_Task description:_
Can you retype only the lines from the one with "Parse this chart: output" through the final line of the material, exactly as given?

_Material supplied:_

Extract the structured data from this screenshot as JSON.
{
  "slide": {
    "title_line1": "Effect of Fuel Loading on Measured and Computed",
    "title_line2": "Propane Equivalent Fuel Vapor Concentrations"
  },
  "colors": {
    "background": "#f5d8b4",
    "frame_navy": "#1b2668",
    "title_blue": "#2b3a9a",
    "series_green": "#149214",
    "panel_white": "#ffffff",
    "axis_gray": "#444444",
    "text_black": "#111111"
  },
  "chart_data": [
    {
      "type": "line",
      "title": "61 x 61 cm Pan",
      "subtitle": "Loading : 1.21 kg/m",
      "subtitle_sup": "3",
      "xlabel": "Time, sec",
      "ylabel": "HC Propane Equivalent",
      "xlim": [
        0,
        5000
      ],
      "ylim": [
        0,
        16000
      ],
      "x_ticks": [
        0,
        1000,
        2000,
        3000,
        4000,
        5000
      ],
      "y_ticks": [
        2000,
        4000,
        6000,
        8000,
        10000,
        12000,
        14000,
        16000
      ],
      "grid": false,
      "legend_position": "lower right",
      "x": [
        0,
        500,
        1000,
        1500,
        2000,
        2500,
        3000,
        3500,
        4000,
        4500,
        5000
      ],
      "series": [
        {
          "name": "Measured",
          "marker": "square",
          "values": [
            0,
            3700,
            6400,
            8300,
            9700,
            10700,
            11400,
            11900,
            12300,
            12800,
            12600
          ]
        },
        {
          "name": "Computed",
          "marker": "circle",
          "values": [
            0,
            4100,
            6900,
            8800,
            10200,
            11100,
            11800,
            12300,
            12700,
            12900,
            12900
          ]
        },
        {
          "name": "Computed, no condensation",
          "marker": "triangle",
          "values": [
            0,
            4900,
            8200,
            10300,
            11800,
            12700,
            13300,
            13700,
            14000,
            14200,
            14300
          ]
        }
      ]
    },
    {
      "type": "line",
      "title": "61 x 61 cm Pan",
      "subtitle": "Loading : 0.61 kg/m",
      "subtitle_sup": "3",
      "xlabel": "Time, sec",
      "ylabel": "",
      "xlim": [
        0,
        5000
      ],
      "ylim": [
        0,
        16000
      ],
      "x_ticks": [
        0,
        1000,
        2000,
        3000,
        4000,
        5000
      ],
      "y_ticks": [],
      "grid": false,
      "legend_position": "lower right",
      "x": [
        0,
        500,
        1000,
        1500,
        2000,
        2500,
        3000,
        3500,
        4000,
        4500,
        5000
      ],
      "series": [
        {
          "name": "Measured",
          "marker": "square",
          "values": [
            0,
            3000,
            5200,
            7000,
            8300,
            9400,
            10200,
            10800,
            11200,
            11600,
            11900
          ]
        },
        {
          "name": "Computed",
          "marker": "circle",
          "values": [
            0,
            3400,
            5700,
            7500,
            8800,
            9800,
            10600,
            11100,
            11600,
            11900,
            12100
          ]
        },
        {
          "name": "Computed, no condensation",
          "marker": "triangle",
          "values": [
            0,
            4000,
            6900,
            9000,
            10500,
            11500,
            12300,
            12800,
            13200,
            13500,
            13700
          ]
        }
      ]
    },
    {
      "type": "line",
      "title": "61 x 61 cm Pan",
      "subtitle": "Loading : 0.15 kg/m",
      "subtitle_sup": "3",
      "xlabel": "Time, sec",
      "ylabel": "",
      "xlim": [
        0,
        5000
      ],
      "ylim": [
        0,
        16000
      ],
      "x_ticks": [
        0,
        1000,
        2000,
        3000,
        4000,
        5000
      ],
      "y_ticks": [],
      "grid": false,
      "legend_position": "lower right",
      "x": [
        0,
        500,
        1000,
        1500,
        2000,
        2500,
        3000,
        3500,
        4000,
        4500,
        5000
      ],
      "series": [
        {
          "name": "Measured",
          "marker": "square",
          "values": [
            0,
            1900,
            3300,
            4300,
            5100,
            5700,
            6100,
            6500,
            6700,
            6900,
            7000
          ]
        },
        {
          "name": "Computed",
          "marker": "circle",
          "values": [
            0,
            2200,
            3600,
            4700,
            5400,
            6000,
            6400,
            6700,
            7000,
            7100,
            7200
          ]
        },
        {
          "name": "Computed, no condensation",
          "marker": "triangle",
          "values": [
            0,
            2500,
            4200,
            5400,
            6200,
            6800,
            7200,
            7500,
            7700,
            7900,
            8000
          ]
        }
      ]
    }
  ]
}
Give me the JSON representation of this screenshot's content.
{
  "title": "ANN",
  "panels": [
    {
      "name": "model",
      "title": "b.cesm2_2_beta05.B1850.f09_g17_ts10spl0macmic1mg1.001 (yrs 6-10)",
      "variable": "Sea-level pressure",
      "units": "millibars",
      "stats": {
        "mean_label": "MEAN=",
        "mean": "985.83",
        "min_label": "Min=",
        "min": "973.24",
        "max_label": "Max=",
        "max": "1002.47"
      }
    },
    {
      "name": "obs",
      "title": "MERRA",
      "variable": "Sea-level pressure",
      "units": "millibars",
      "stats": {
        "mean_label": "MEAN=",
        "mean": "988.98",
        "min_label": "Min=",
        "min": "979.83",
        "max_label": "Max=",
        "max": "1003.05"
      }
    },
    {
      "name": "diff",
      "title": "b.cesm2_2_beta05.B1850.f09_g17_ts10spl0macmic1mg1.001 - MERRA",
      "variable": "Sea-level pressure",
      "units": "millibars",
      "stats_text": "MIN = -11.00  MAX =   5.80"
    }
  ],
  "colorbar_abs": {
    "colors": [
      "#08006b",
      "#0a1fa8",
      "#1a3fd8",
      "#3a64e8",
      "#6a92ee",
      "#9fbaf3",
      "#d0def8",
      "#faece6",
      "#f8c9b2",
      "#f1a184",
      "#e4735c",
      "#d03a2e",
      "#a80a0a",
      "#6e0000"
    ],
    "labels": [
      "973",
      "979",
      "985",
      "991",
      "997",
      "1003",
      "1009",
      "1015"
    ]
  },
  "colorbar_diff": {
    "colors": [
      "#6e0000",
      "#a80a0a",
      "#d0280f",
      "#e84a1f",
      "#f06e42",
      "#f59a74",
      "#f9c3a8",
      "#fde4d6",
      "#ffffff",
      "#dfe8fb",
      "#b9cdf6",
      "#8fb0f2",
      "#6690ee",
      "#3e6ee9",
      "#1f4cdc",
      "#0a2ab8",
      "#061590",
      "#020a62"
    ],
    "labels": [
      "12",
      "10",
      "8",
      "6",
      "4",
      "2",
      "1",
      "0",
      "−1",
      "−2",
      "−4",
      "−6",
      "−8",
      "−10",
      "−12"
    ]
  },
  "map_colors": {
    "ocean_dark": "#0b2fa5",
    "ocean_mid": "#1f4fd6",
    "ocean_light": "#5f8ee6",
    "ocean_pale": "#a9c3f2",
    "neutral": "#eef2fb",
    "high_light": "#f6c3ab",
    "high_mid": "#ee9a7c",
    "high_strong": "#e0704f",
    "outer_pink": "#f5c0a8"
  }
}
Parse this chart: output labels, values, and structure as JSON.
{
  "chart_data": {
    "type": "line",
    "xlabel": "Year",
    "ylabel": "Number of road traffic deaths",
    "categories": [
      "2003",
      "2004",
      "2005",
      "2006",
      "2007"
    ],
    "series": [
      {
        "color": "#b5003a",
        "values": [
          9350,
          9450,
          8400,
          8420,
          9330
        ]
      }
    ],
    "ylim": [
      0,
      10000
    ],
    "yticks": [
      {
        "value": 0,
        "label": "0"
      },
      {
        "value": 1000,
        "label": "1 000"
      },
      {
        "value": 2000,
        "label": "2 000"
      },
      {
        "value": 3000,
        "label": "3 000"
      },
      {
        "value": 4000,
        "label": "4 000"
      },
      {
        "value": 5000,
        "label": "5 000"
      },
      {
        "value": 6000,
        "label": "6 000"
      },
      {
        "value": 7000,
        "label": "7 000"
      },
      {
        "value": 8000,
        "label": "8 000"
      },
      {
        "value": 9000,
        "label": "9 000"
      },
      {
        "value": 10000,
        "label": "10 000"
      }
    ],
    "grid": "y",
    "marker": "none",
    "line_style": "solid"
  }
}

_Finished exercise:_
Parse this chart: output labels, values, and structure as JSON.
{
  "chart_data": {
    "type": "line",
    "xlabel": "Year",
    "ylabel": "Number of road traffic deaths",
    "categories": [
      "2003",
      "2004",
      "2005",
      "2006",
      "2007"
    ],
    "series": [
      {
        "color": "#b5003a",
        "values": [
          9350,
          9450,
          8400,
          8420,
          9330
        ]
      }
    ],
    "ylim": [
      0,
      10000
    ],
    "yticks": [
      {
        "value": 0,
        "label": "0"
      },
      {
        "value": 1000,
        "label": "1 000"
      },
      {
        "value": 2000,
        "label": "2 000"
      },
      {
        "value": 3000,
        "label": "3 000"
      },
      {
        "value": 4000,
        "label": "4 000"
      },
      {
        "value": 5000,
        "label": "5 000"
      },
      {
        "value": 6000,
        "label": "6 000"
      },
      {
        "value": 7000,
        "label": "7 000"
      },
      {
        "value": 8000,
        "label": "8 000"
      },
      {
        "value": 9000,
        "label": "9 000"
      },
      {
        "value": 10000,
        "label": "10 000"
      }
    ],
    "grid": "y",
    "marker": "none",
    "line_style": "solid"
  }
}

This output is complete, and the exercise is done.